** Begin PROVIDED MATERIAL **
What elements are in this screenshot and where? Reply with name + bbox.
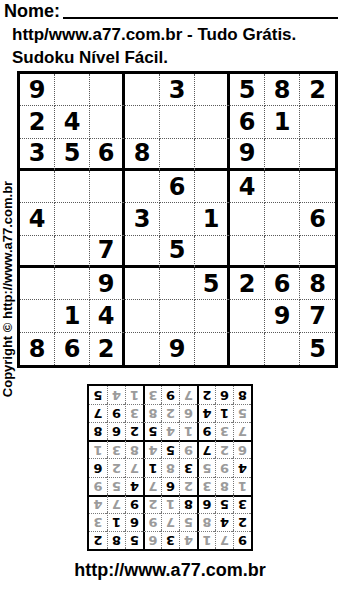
solution-cell-r7c5: 4 <box>161 422 179 440</box>
puzzle-cell-r4c4 <box>125 171 160 203</box>
puzzle-cell-r1c5: 3 <box>160 74 195 106</box>
solution-cell-r8c1: 5 <box>233 404 251 422</box>
puzzle-cell-r1c6 <box>195 74 230 106</box>
puzzle-cell-r5c4: 3 <box>125 203 160 235</box>
solution-cell-r8c2: 1 <box>215 404 233 422</box>
solution-cell-r2c5: 7 <box>161 513 179 531</box>
solution-cell-r8c8: 9 <box>107 404 125 422</box>
puzzle-cell-r9c6 <box>195 333 230 365</box>
solution-cell-r5c5: 8 <box>161 458 179 476</box>
solution-cell-r1c4: 4 <box>179 531 197 549</box>
solution-cell-r5c8: 2 <box>107 458 125 476</box>
puzzle-cell-r9c5: 9 <box>160 333 195 365</box>
puzzle-cell-r3c9 <box>300 139 335 171</box>
puzzle-cell-r9c2: 6 <box>55 333 90 365</box>
puzzle-cell-r8c7 <box>230 300 265 332</box>
puzzle-cell-r4c5: 6 <box>160 171 195 203</box>
solution-cell-r4c3: 3 <box>197 477 215 495</box>
solution-cell-r8c7: 3 <box>125 404 143 422</box>
puzzle-cell-r2c5 <box>160 106 195 138</box>
solution-cell-r9c7: 1 <box>125 386 143 404</box>
solution-cell-r9c2: 6 <box>215 386 233 404</box>
solution-cell-r3c9: 4 <box>89 495 107 513</box>
puzzle-cell-r5c9: 6 <box>300 203 335 235</box>
solution-cell-r5c4: 3 <box>179 458 197 476</box>
solution-cell-r1c8: 8 <box>107 531 125 549</box>
name-row: Nome: <box>4 1 338 21</box>
puzzle-cell-r6c3: 7 <box>90 236 125 268</box>
puzzle-cell-r5c2 <box>55 203 90 235</box>
puzzle-cell-r4c7: 4 <box>230 171 265 203</box>
name-underline <box>63 15 338 19</box>
solution-cell-r2c9: 3 <box>89 513 107 531</box>
solution-cell-r8c5: 2 <box>161 404 179 422</box>
puzzle-cell-r8c1 <box>20 300 55 332</box>
puzzle-cell-r8c9: 7 <box>300 300 335 332</box>
puzzle-cell-r7c6: 5 <box>195 268 230 300</box>
puzzle-cell-r2c2: 4 <box>55 106 90 138</box>
solution-cell-r5c7: 7 <box>125 458 143 476</box>
puzzle-cell-r8c8: 9 <box>265 300 300 332</box>
puzzle-cell-r1c7: 5 <box>230 74 265 106</box>
solution-cell-r9c8: 4 <box>107 386 125 404</box>
puzzle-cell-r3c6 <box>195 139 230 171</box>
footer-url: http://www.a77.com.br <box>0 560 340 581</box>
solution-cell-r6c4: 9 <box>179 440 197 458</box>
sudoku-solution-grid: 9714365822485796133568129741832674594953… <box>87 384 253 551</box>
solution-cell-r6c8: 3 <box>107 440 125 458</box>
puzzle-cell-r4c3 <box>90 171 125 203</box>
solution-cell-r1c3: 1 <box>197 531 215 549</box>
solution-cell-r1c6: 6 <box>143 531 161 549</box>
puzzle-cell-r5c1: 4 <box>20 203 55 235</box>
puzzle-cell-r8c2: 1 <box>55 300 90 332</box>
solution-cell-r2c1: 2 <box>233 513 251 531</box>
solution-cell-r4c7: 4 <box>125 477 143 495</box>
puzzle-cell-r6c7 <box>230 236 265 268</box>
puzzle-cell-r7c8: 6 <box>265 268 300 300</box>
puzzle-cell-r7c3: 9 <box>90 268 125 300</box>
puzzle-cell-r9c8 <box>265 333 300 365</box>
puzzle-cell-r6c6 <box>195 236 230 268</box>
puzzle-cell-r6c9 <box>300 236 335 268</box>
solution-cell-r5c3: 5 <box>197 458 215 476</box>
solution-cell-r9c4: 7 <box>179 386 197 404</box>
solution-cell-r7c4: 1 <box>179 422 197 440</box>
puzzle-cell-r4c8 <box>265 171 300 203</box>
solution-cell-r7c2: 3 <box>215 422 233 440</box>
solution-cell-r5c2: 9 <box>215 458 233 476</box>
puzzle-cell-r3c7: 9 <box>230 139 265 171</box>
puzzle-cell-r4c9 <box>300 171 335 203</box>
puzzle-cell-r3c5 <box>160 139 195 171</box>
puzzle-cell-r5c3 <box>90 203 125 235</box>
solution-cell-r2c3: 8 <box>197 513 215 531</box>
puzzle-cell-r3c3: 6 <box>90 139 125 171</box>
solution-cell-r1c2: 7 <box>215 531 233 549</box>
solution-cell-r9c9: 5 <box>89 386 107 404</box>
name-label: Nome: <box>4 1 60 21</box>
puzzle-cell-r1c9: 2 <box>300 74 335 106</box>
solution-cell-r2c6: 9 <box>143 513 161 531</box>
solution-cell-r5c6: 1 <box>143 458 161 476</box>
solution-cell-r8c4: 6 <box>179 404 197 422</box>
solution-cell-r4c4: 2 <box>179 477 197 495</box>
puzzle-cell-r9c3: 2 <box>90 333 125 365</box>
solution-cell-r8c9: 7 <box>89 404 107 422</box>
solution-cell-r3c6: 2 <box>143 495 161 513</box>
puzzle-cell-r8c3: 4 <box>90 300 125 332</box>
puzzle-cell-r2c6 <box>195 106 230 138</box>
puzzle-cell-r6c2 <box>55 236 90 268</box>
solution-cell-r6c7: 8 <box>125 440 143 458</box>
solution-cell-r3c7: 9 <box>125 495 143 513</box>
puzzle-cell-r7c1 <box>20 268 55 300</box>
solution-cell-r9c6: 3 <box>143 386 161 404</box>
puzzle-cell-r2c7: 6 <box>230 106 265 138</box>
solution-cell-r7c9: 8 <box>89 422 107 440</box>
solution-cell-r6c9: 1 <box>89 440 107 458</box>
solution-cell-r5c1: 4 <box>233 458 251 476</box>
solution-cell-r3c2: 5 <box>215 495 233 513</box>
puzzle-cell-r7c9: 8 <box>300 268 335 300</box>
solution-cell-r4c1: 1 <box>233 477 251 495</box>
solution-cell-r5c9: 6 <box>89 458 107 476</box>
puzzle-cell-r2c1: 2 <box>20 106 55 138</box>
solution-cell-r3c5: 1 <box>161 495 179 513</box>
sudoku-puzzle-grid: 935822461356896443167595268149786295 <box>17 71 338 368</box>
puzzle-cell-r9c1: 8 <box>20 333 55 365</box>
puzzle-cell-r5c8 <box>265 203 300 235</box>
solution-cell-r4c6: 7 <box>143 477 161 495</box>
solution-cell-r9c3: 2 <box>197 386 215 404</box>
puzzle-cell-r6c8 <box>265 236 300 268</box>
puzzle-cell-r9c7 <box>230 333 265 365</box>
solution-cell-r4c9: 9 <box>89 477 107 495</box>
solution-cell-r3c8: 7 <box>107 495 125 513</box>
solution-cell-r3c3: 6 <box>197 495 215 513</box>
puzzle-cell-r1c3 <box>90 74 125 106</box>
puzzle-cell-r2c9 <box>300 106 335 138</box>
solution-cell-r2c8: 1 <box>107 513 125 531</box>
puzzle-cell-r1c1: 9 <box>20 74 55 106</box>
puzzle-cell-r2c8: 1 <box>265 106 300 138</box>
solution-cell-r2c4: 5 <box>179 513 197 531</box>
puzzle-cell-r3c8 <box>265 139 300 171</box>
solution-cell-r7c8: 6 <box>107 422 125 440</box>
difficulty-title: Sudoku Nível Fácil. <box>12 48 168 68</box>
puzzle-cell-r8c5 <box>160 300 195 332</box>
puzzle-cell-r5c7 <box>230 203 265 235</box>
puzzle-cell-r8c6 <box>195 300 230 332</box>
puzzle-cell-r6c4 <box>125 236 160 268</box>
worksheet-page: Nome: http/www.a77.com.br - Tudo Grátis.… <box>0 0 340 596</box>
solution-cell-r6c5: 5 <box>161 440 179 458</box>
puzzle-cell-r9c9: 5 <box>300 333 335 365</box>
puzzle-cell-r5c5 <box>160 203 195 235</box>
solution-cell-r7c3: 9 <box>197 422 215 440</box>
solution-cell-r6c1: 6 <box>233 440 251 458</box>
puzzle-cell-r8c4 <box>125 300 160 332</box>
solution-cell-r8c6: 8 <box>143 404 161 422</box>
solution-cell-r2c2: 4 <box>215 513 233 531</box>
puzzle-cell-r7c2 <box>55 268 90 300</box>
solution-cell-r7c6: 5 <box>143 422 161 440</box>
puzzle-cell-r4c2 <box>55 171 90 203</box>
puzzle-cell-r3c2: 5 <box>55 139 90 171</box>
puzzle-cell-r6c1 <box>20 236 55 268</box>
puzzle-cell-r9c4 <box>125 333 160 365</box>
solution-cell-r3c1: 3 <box>233 495 251 513</box>
puzzle-cell-r3c1: 3 <box>20 139 55 171</box>
puzzle-cell-r4c1 <box>20 171 55 203</box>
solution-cell-r1c9: 2 <box>89 531 107 549</box>
solution-cell-r7c1: 7 <box>233 422 251 440</box>
puzzle-cell-r6c5: 5 <box>160 236 195 268</box>
solution-cell-r2c7: 6 <box>125 513 143 531</box>
puzzle-cell-r5c6: 1 <box>195 203 230 235</box>
solution-cell-r6c6: 4 <box>143 440 161 458</box>
puzzle-cell-r2c4 <box>125 106 160 138</box>
solution-cell-r9c1: 8 <box>233 386 251 404</box>
solution-cell-r4c2: 8 <box>215 477 233 495</box>
site-title: http/www.a77.com.br - Tudo Grátis. <box>12 25 296 45</box>
solution-cell-r1c1: 9 <box>233 531 251 549</box>
solution-cell-r4c8: 5 <box>107 477 125 495</box>
puzzle-cell-r4c6 <box>195 171 230 203</box>
puzzle-cell-r1c8: 8 <box>265 74 300 106</box>
puzzle-cell-r2c3 <box>90 106 125 138</box>
solution-cell-r4c5: 6 <box>161 477 179 495</box>
solution-cell-r8c3: 4 <box>197 404 215 422</box>
solution-cell-r9c5: 9 <box>161 386 179 404</box>
solution-cell-r3c4: 8 <box>179 495 197 513</box>
puzzle-cell-r1c2 <box>55 74 90 106</box>
solution-cell-r1c5: 3 <box>161 531 179 549</box>
copyright-vertical-text: Copyright © http://www.a77.com.br <box>0 144 16 434</box>
solution-cell-r1c7: 5 <box>125 531 143 549</box>
puzzle-cell-r7c7: 2 <box>230 268 265 300</box>
solution-cell-r6c2: 2 <box>215 440 233 458</box>
puzzle-cell-r7c4 <box>125 268 160 300</box>
solution-cell-r6c3: 7 <box>197 440 215 458</box>
puzzle-cell-r7c5 <box>160 268 195 300</box>
puzzle-cell-r3c4: 8 <box>125 139 160 171</box>
solution-cell-r7c7: 2 <box>125 422 143 440</box>
puzzle-cell-r1c4 <box>125 74 160 106</box>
** End PROVIDED MATERIAL **
**EXERCISE AIM**: Can you quote, word for word, every line of the records from the line with "solution-cell-r7c5: 4 <box>161" to the line with "puzzle-cell-r5c9: 6 <box>300", including both of those lines?

**ANSWER TO THIS EXERCISE**:
solution-cell-r7c5: 4 <box>161 422 179 440</box>
puzzle-cell-r4c4 <box>125 171 160 203</box>
puzzle-cell-r1c5: 3 <box>160 74 195 106</box>
solution-cell-r8c1: 5 <box>233 404 251 422</box>
puzzle-cell-r1c6 <box>195 74 230 106</box>
puzzle-cell-r5c4: 3 <box>125 203 160 235</box>
solution-cell-r8c2: 1 <box>215 404 233 422</box>
solution-cell-r2c5: 7 <box>161 513 179 531</box>
solution-cell-r8c8: 9 <box>107 404 125 422</box>
puzzle-cell-r9c6 <box>195 333 230 365</box>
solution-cell-r5c5: 8 <box>161 458 179 476</box>
solution-cell-r1c4: 4 <box>179 531 197 549</box>
solution-cell-r5c8: 2 <box>107 458 125 476</box>
puzzle-cell-r9c5: 9 <box>160 333 195 365</box>
puzzle-cell-r3c9 <box>300 139 335 171</box>
puzzle-cell-r9c2: 6 <box>55 333 90 365</box>
puzzle-cell-r8c7 <box>230 300 265 332</box>
puzzle-cell-r4c5: 6 <box>160 171 195 203</box>
solution-cell-r4c3: 3 <box>197 477 215 495</box>
solution-cell-r8c7: 3 <box>125 404 143 422</box>
puzzle-cell-r2c5 <box>160 106 195 138</box>
solution-cell-r9c7: 1 <box>125 386 143 404</box>
solution-cell-r9c2: 6 <box>215 386 233 404</box>
solution-cell-r3c9: 4 <box>89 495 107 513</box>
puzzle-cell-r5c9: 6 <box>300 203 335 235</box>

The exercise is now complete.